### Objective
Locate the lines where "size" occurs and copy them as they stand.

----------------------------------------

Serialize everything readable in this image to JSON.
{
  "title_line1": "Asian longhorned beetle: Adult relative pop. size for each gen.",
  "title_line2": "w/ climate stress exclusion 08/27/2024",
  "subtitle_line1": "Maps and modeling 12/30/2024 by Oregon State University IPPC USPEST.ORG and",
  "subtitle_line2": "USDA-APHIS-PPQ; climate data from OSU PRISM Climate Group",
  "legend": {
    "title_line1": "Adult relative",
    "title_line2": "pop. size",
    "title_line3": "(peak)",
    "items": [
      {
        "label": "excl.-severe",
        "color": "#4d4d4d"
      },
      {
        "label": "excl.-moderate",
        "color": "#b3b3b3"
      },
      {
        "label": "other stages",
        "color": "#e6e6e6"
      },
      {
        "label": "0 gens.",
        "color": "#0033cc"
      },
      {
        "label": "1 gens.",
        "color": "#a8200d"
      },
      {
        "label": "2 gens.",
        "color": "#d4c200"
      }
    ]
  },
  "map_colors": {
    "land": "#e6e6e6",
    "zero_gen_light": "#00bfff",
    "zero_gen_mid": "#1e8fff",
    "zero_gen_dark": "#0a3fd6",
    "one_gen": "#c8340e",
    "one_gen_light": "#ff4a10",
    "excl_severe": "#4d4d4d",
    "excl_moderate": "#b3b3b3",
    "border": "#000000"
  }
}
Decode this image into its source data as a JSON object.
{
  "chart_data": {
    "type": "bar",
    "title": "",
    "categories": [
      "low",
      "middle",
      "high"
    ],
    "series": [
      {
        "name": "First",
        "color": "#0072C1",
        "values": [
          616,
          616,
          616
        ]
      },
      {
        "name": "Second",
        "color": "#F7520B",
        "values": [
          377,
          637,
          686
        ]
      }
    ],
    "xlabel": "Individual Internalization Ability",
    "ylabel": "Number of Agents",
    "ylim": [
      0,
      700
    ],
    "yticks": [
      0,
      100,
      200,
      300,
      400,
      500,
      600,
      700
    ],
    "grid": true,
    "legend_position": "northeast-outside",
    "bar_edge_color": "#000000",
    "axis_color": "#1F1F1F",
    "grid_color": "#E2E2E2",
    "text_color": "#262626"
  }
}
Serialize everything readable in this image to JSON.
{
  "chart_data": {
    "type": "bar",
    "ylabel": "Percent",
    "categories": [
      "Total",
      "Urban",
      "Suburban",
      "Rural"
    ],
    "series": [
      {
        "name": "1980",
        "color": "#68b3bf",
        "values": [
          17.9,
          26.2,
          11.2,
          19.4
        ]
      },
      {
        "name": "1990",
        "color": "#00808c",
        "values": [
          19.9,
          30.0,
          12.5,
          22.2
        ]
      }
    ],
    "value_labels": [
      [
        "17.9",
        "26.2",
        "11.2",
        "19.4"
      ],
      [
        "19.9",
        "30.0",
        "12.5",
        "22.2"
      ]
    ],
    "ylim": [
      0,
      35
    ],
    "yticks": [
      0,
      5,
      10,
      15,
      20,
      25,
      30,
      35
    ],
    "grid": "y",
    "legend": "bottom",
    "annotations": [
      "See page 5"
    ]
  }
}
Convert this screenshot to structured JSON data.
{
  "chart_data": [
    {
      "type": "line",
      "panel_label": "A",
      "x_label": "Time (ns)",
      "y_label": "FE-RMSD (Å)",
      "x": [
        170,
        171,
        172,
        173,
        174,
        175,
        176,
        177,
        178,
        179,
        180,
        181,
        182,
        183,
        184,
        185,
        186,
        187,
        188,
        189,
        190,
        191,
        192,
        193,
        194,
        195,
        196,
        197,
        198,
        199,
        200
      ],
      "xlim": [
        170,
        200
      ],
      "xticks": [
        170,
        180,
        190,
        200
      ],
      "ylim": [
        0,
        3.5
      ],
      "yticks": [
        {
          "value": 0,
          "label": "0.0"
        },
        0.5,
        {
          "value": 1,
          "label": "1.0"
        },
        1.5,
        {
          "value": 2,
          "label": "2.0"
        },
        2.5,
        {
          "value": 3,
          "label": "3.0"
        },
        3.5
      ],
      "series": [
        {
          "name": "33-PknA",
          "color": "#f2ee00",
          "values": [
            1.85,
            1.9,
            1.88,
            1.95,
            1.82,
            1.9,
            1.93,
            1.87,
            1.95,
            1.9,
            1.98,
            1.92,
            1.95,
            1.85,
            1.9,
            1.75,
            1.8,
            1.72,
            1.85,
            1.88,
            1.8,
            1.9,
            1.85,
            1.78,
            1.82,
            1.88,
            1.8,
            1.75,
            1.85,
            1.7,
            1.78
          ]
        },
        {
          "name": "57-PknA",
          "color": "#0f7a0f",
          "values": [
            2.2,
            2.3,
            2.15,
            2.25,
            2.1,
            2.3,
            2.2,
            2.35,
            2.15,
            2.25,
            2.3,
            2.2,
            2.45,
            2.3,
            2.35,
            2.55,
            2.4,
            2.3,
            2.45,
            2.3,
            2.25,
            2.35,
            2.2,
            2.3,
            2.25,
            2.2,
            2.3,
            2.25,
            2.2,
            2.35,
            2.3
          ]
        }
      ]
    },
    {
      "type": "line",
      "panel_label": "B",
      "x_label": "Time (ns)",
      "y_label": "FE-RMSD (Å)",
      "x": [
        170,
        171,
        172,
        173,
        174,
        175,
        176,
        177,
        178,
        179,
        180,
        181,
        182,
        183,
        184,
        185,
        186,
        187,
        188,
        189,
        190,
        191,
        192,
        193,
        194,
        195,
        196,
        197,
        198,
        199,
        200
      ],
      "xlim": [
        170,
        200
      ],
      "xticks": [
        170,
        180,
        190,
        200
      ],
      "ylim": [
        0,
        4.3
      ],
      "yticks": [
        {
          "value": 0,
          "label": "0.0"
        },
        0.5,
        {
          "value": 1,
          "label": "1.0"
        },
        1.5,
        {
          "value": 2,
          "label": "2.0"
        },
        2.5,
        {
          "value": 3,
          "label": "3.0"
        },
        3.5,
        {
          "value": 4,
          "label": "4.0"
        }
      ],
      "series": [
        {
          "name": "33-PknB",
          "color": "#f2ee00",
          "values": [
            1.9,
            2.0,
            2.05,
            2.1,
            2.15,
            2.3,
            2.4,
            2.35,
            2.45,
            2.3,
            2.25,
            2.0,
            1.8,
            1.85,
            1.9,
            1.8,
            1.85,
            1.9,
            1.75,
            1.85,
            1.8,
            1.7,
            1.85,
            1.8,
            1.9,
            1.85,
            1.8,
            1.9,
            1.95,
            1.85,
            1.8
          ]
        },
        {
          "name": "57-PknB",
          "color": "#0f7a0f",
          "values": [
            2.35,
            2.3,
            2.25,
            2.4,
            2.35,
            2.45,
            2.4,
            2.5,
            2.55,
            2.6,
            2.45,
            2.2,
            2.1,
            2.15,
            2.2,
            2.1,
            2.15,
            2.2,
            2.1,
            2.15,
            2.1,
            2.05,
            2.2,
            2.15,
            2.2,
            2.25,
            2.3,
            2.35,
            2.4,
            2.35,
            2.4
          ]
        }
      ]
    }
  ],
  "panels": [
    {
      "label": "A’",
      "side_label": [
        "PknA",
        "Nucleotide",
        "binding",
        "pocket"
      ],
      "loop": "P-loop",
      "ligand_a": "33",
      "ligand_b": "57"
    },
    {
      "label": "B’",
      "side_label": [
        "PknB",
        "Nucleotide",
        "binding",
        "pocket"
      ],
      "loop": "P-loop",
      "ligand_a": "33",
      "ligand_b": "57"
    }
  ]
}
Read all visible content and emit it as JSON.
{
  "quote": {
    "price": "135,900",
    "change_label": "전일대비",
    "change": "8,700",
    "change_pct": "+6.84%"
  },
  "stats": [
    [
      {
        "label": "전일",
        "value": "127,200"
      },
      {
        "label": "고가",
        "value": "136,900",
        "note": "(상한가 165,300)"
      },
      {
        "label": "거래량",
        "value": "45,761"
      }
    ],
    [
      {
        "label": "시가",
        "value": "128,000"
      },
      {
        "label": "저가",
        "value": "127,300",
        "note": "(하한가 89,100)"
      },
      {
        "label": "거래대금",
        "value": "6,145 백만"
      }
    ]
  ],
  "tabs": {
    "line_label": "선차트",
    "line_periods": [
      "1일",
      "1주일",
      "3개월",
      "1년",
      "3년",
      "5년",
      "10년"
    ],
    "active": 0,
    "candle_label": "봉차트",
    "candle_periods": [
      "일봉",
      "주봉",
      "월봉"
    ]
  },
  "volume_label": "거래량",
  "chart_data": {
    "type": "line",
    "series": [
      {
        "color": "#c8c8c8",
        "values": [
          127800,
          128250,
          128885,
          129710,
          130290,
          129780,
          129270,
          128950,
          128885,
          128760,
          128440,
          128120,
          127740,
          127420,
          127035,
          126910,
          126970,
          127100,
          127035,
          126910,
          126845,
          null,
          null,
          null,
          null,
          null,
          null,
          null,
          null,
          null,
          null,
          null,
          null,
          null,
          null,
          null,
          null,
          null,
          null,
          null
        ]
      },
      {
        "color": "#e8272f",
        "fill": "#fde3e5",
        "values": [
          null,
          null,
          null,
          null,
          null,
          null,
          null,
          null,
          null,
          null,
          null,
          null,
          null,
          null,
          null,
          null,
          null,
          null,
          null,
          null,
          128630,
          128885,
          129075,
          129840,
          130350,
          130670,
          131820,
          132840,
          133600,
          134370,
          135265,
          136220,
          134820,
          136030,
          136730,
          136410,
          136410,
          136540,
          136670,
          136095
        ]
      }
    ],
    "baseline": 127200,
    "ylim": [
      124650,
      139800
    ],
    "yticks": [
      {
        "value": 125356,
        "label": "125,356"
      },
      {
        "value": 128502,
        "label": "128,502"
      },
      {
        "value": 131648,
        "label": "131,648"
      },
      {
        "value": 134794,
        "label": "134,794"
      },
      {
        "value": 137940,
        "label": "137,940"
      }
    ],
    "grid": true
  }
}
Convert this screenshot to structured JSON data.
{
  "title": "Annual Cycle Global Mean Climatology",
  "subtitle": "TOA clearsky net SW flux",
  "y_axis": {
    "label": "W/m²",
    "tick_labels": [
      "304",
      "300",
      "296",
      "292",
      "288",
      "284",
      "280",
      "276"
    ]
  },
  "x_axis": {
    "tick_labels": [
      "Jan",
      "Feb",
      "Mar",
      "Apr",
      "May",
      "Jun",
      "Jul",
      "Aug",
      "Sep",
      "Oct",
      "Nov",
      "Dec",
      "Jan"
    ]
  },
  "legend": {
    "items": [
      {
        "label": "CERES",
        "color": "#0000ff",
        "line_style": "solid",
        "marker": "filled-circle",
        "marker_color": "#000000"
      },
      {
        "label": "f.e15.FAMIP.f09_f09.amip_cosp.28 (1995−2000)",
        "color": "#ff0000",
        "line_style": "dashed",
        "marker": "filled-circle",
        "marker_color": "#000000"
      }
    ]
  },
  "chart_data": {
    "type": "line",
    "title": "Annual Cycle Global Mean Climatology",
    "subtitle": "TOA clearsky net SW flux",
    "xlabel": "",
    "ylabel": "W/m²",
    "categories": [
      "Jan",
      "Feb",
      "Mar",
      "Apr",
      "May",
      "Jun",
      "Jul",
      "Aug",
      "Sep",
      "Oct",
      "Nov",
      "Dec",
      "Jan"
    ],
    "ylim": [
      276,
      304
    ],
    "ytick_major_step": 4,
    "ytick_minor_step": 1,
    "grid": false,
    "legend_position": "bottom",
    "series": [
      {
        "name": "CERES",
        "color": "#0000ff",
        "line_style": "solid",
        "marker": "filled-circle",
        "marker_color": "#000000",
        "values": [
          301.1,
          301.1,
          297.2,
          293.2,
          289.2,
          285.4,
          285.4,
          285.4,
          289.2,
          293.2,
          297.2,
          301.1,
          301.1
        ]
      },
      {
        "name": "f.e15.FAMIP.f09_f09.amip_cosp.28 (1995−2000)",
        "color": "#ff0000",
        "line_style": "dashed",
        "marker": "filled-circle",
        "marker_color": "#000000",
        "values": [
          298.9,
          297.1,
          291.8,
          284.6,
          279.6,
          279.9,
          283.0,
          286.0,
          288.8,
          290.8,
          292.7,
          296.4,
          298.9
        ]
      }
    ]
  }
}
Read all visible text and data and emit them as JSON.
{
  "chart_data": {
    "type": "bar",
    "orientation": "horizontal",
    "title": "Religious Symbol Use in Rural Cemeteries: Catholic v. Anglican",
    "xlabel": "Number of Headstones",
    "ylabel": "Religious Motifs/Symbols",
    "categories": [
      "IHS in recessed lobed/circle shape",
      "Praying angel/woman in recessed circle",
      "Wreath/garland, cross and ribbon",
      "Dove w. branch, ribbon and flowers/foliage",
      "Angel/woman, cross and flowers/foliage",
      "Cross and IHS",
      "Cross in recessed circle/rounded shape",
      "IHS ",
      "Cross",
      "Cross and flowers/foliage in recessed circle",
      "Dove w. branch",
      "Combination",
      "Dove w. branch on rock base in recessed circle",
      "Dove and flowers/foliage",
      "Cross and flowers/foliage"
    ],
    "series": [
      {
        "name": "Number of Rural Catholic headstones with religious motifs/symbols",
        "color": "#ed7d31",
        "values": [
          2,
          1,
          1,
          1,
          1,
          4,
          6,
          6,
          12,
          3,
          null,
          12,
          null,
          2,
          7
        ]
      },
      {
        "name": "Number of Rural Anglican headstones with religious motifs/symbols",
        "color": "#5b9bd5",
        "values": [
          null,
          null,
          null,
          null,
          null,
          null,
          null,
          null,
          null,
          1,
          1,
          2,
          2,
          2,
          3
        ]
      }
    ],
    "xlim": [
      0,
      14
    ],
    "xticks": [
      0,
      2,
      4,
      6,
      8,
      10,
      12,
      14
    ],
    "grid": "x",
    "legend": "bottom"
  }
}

----------------------------------------

### Completed task
  "title_line1": "Asian longhorned beetle: Adult relative pop. size for each gen.",
    "title_line2": "pop. size",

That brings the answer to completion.